## PROBLEM DETAILS
Search the listing below for the word "this" and copy each line that holds it.

## LISTED RECORDS
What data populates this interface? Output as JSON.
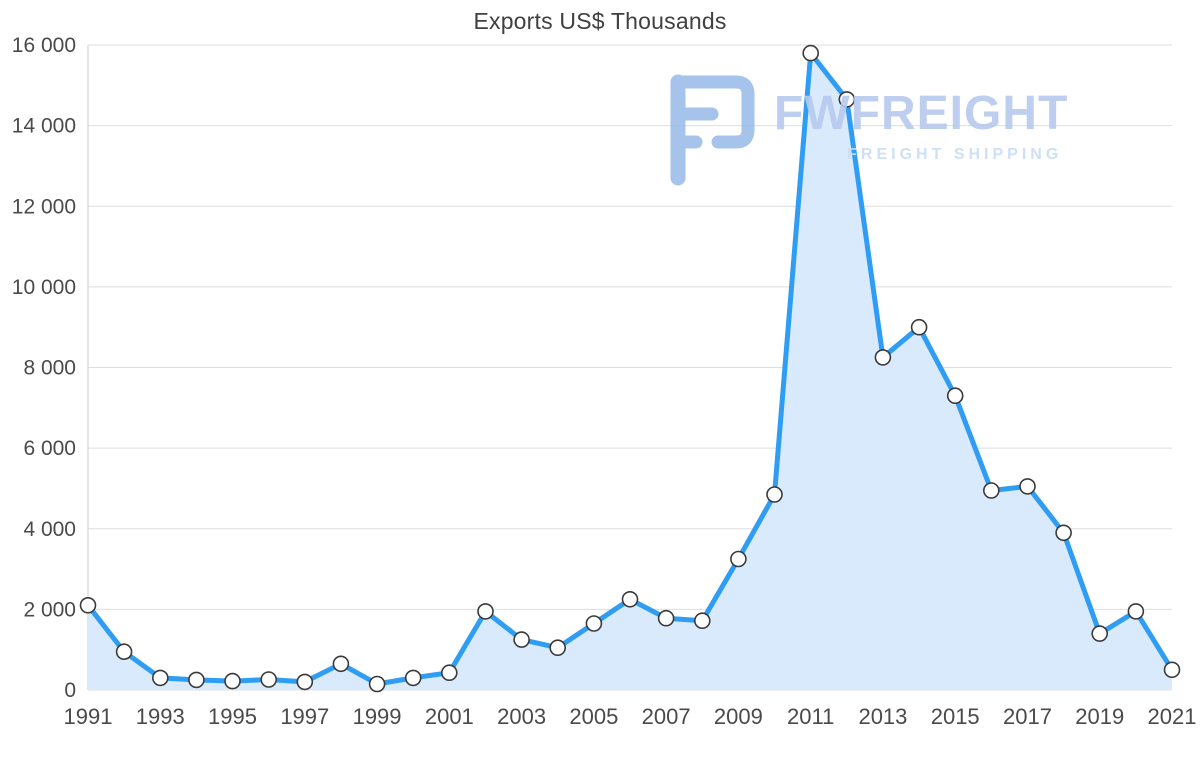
{
  "watermark": {
    "brand": "FWFREIGHT",
    "tagline": "FREIGHT SHIPPING"
  },
  "chart_data": {
    "type": "area",
    "title": "Exports US$ Thousands",
    "xlabel": "",
    "ylabel": "",
    "categories": [
      1991,
      1992,
      1993,
      1994,
      1995,
      1996,
      1997,
      1998,
      1999,
      2000,
      2001,
      2002,
      2003,
      2004,
      2005,
      2006,
      2007,
      2008,
      2009,
      2010,
      2011,
      2012,
      2013,
      2014,
      2015,
      2016,
      2017,
      2018,
      2019,
      2020,
      2021
    ],
    "values": [
      2100,
      950,
      300,
      250,
      220,
      260,
      200,
      650,
      150,
      300,
      430,
      1950,
      1250,
      1050,
      1650,
      2250,
      1780,
      1720,
      3250,
      4850,
      15800,
      14650,
      8250,
      9000,
      7300,
      4950,
      5050,
      3900,
      1400,
      1950,
      500
    ],
    "ylim": [
      0,
      16000
    ],
    "ytick_step": 2000,
    "ytick_labels": [
      "0",
      "2 000",
      "4 000",
      "6 000",
      "8 000",
      "10 000",
      "12 000",
      "14 000",
      "16 000"
    ],
    "xtick_labels": [
      "1991",
      "1993",
      "1995",
      "1997",
      "1999",
      "2001",
      "2003",
      "2005",
      "2007",
      "2009",
      "2011",
      "2013",
      "2015",
      "2017",
      "2019",
      "2021"
    ],
    "xtick_step": 2,
    "grid": "horizontal",
    "legend": "none",
    "marker": "circle",
    "colors": {
      "line": "#2e9df3",
      "fill": "#d9eafc",
      "marker_fill": "#ffffff",
      "marker_stroke": "#3a3a3a",
      "grid": "#dedede",
      "axis_line": "#cccccc",
      "axis_text": "#4a4a4a",
      "title_text": "#404040",
      "watermark_text": "#b7c9ee",
      "watermark_tagline": "#c9ddf6",
      "watermark_logo": "#9dbdea"
    }
  }
}
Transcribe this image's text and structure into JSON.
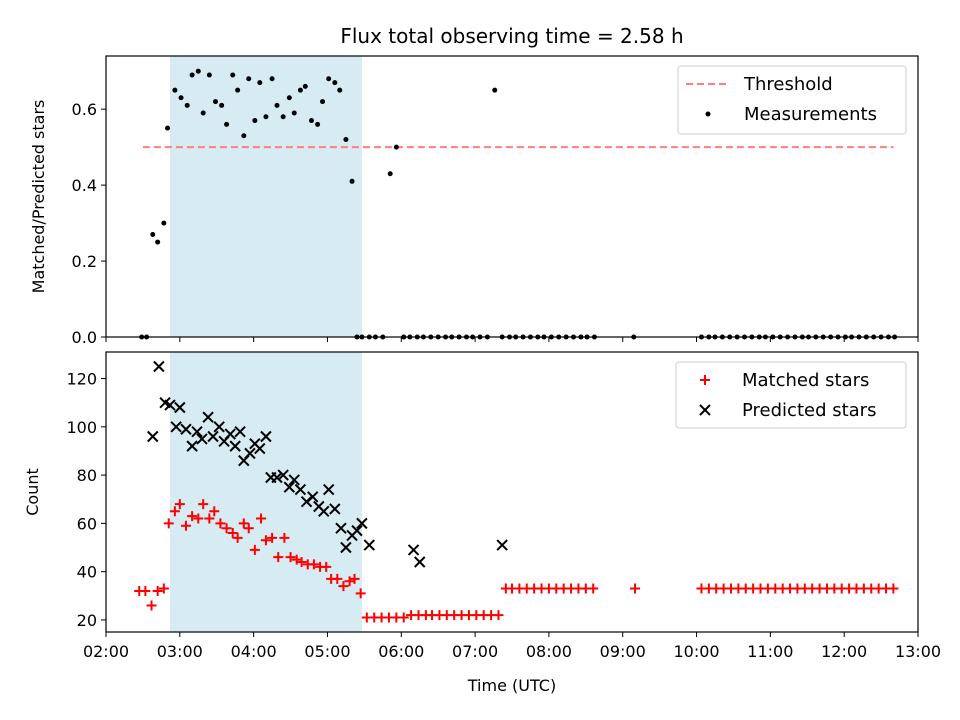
{
  "title": "Flux total observing time = 2.58 h",
  "xlabel": "Time (UTC)",
  "colors": {
    "threshold": "#ff7f7f",
    "span": "#add8e6",
    "measurement": "#000000",
    "matched": "#ff0000",
    "predicted": "#000000"
  },
  "chart_data": [
    {
      "type": "scatter",
      "ylabel": "Matched/Predicted stars",
      "xlim": [
        "02:00",
        "13:00"
      ],
      "ylim": [
        0,
        0.74
      ],
      "yticks": [
        "0.0",
        "0.2",
        "0.4",
        "0.6"
      ],
      "shaded_span": [
        "02:52",
        "05:28"
      ],
      "legend_position": "upper right",
      "threshold": {
        "name": "Threshold",
        "value": 0.5,
        "x_range": [
          "02:30",
          "12:40"
        ]
      },
      "series": [
        {
          "name": "Measurements",
          "x": [
            "02:29",
            "02:33",
            "02:38",
            "02:42",
            "02:47",
            "02:50",
            "02:56",
            "03:01",
            "03:06",
            "03:10",
            "03:15",
            "03:19",
            "03:24",
            "03:29",
            "03:34",
            "03:38",
            "03:43",
            "03:47",
            "03:52",
            "03:56",
            "04:01",
            "04:05",
            "04:10",
            "04:15",
            "04:19",
            "04:24",
            "04:29",
            "04:33",
            "04:38",
            "04:42",
            "04:47",
            "04:52",
            "04:56",
            "05:01",
            "05:06",
            "05:10",
            "05:15",
            "05:20",
            "05:24",
            "05:28",
            "05:34",
            "05:39",
            "05:45",
            "05:51",
            "05:56",
            "06:02",
            "06:07",
            "06:13",
            "06:18",
            "06:24",
            "06:30",
            "06:36",
            "06:41",
            "06:47",
            "06:53",
            "06:58",
            "07:04",
            "07:10",
            "07:16",
            "07:22",
            "07:28",
            "07:33",
            "07:39",
            "07:45",
            "07:51",
            "07:56",
            "08:02",
            "08:08",
            "08:14",
            "08:20",
            "08:26",
            "08:31",
            "08:37",
            "09:09",
            "10:04",
            "10:10",
            "10:15",
            "10:21",
            "10:27",
            "10:33",
            "10:39",
            "10:45",
            "10:51",
            "10:56",
            "11:02",
            "11:08",
            "11:14",
            "11:20",
            "11:26",
            "11:31",
            "11:37",
            "11:43",
            "11:49",
            "11:55",
            "12:01",
            "12:06",
            "12:12",
            "12:18",
            "12:24",
            "12:30",
            "12:36",
            "12:41"
          ],
          "y": [
            0,
            0,
            0.27,
            0.25,
            0.3,
            0.55,
            0.65,
            0.63,
            0.61,
            0.69,
            0.7,
            0.59,
            0.69,
            0.62,
            0.61,
            0.56,
            0.69,
            0.65,
            0.53,
            0.68,
            0.57,
            0.67,
            0.58,
            0.68,
            0.61,
            0.58,
            0.63,
            0.59,
            0.65,
            0.66,
            0.57,
            0.56,
            0.62,
            0.68,
            0.67,
            0.65,
            0.52,
            0.41,
            0,
            0,
            0,
            0,
            0,
            0.43,
            0.5,
            0,
            0,
            0,
            0,
            0,
            0,
            0,
            0,
            0,
            0,
            0,
            0,
            0,
            0.65,
            0,
            0,
            0,
            0,
            0,
            0,
            0,
            0,
            0,
            0,
            0,
            0,
            0,
            0,
            0,
            0,
            0,
            0,
            0,
            0,
            0,
            0,
            0,
            0,
            0,
            0,
            0,
            0,
            0,
            0,
            0,
            0,
            0,
            0,
            0,
            0,
            0,
            0,
            0,
            0,
            0,
            0,
            0
          ]
        }
      ]
    },
    {
      "type": "scatter",
      "ylabel": "Count",
      "xlim": [
        "02:00",
        "13:00"
      ],
      "ylim": [
        15,
        131
      ],
      "yticks": [
        "20",
        "40",
        "60",
        "80",
        "100",
        "120"
      ],
      "xticks": [
        "02:00",
        "03:00",
        "04:00",
        "05:00",
        "06:00",
        "07:00",
        "08:00",
        "09:00",
        "10:00",
        "11:00",
        "12:00",
        "13:00"
      ],
      "shaded_span": [
        "02:52",
        "05:28"
      ],
      "legend_position": "upper right",
      "series": [
        {
          "name": "Matched stars",
          "marker": "+",
          "x": [
            "02:27",
            "02:32",
            "02:37",
            "02:42",
            "02:47",
            "02:51",
            "02:56",
            "03:00",
            "03:05",
            "03:10",
            "03:15",
            "03:19",
            "03:24",
            "03:28",
            "03:33",
            "03:38",
            "03:43",
            "03:47",
            "03:52",
            "03:56",
            "04:01",
            "04:06",
            "04:10",
            "04:15",
            "04:20",
            "04:25",
            "04:30",
            "04:35",
            "04:39",
            "04:44",
            "04:49",
            "04:54",
            "04:59",
            "05:03",
            "05:08",
            "05:13",
            "05:18",
            "05:22",
            "05:27",
            "05:32",
            "05:38",
            "05:44",
            "05:50",
            "05:56",
            "06:02",
            "06:08",
            "06:14",
            "06:20",
            "06:25",
            "06:31",
            "06:37",
            "06:43",
            "06:49",
            "06:55",
            "07:01",
            "07:07",
            "07:13",
            "07:19",
            "07:25",
            "07:30",
            "07:36",
            "07:42",
            "07:48",
            "07:54",
            "08:00",
            "08:06",
            "08:12",
            "08:18",
            "08:24",
            "08:30",
            "08:36",
            "09:10",
            "10:04",
            "10:10",
            "10:16",
            "10:22",
            "10:28",
            "10:34",
            "10:40",
            "10:46",
            "10:52",
            "10:58",
            "11:04",
            "11:10",
            "11:16",
            "11:22",
            "11:28",
            "11:34",
            "11:40",
            "11:46",
            "11:52",
            "11:58",
            "12:04",
            "12:10",
            "12:16",
            "12:22",
            "12:28",
            "12:34",
            "12:40"
          ],
          "y": [
            32,
            32,
            26,
            32,
            33,
            60,
            65,
            68,
            59,
            63,
            62,
            68,
            62,
            65,
            60,
            58,
            56,
            54,
            60,
            58,
            49,
            62,
            53,
            54,
            46,
            54,
            46,
            45,
            44,
            43,
            43,
            42,
            42,
            37,
            37,
            34,
            36,
            37,
            31,
            21,
            21,
            21,
            21,
            21,
            21,
            22,
            22,
            22,
            22,
            22,
            22,
            22,
            22,
            22,
            22,
            22,
            22,
            22,
            33,
            33,
            33,
            33,
            33,
            33,
            33,
            33,
            33,
            33,
            33,
            33,
            33,
            33,
            33,
            33,
            33,
            33,
            33,
            33,
            33,
            33,
            33,
            33,
            33,
            33,
            33,
            33,
            33,
            33,
            33,
            33,
            33,
            33,
            33,
            33,
            33,
            33,
            33,
            33,
            33
          ]
        },
        {
          "name": "Predicted stars",
          "marker": "x",
          "x": [
            "02:38",
            "02:43",
            "02:48",
            "02:52",
            "02:57",
            "03:00",
            "03:05",
            "03:10",
            "03:14",
            "03:18",
            "03:23",
            "03:27",
            "03:32",
            "03:36",
            "03:41",
            "03:45",
            "03:49",
            "03:52",
            "03:57",
            "04:01",
            "04:05",
            "04:10",
            "04:14",
            "04:19",
            "04:24",
            "04:29",
            "04:33",
            "04:38",
            "04:43",
            "04:48",
            "04:53",
            "04:57",
            "05:01",
            "05:06",
            "05:11",
            "05:15",
            "05:20",
            "05:24",
            "05:28",
            "05:34",
            "06:10",
            "06:15",
            "07:22"
          ],
          "y": [
            96,
            125,
            110,
            109,
            100,
            108,
            99,
            92,
            98,
            95,
            104,
            96,
            100,
            94,
            97,
            92,
            98,
            86,
            89,
            93,
            91,
            96,
            79,
            79,
            80,
            75,
            78,
            74,
            69,
            71,
            67,
            65,
            74,
            66,
            58,
            50,
            55,
            57,
            60,
            51,
            49,
            44,
            51
          ]
        }
      ]
    }
  ]
}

## RESPONSE TO THE TASK
What data populates this interface? Output as JSON.
Transcribe this image's text and structure into JSON.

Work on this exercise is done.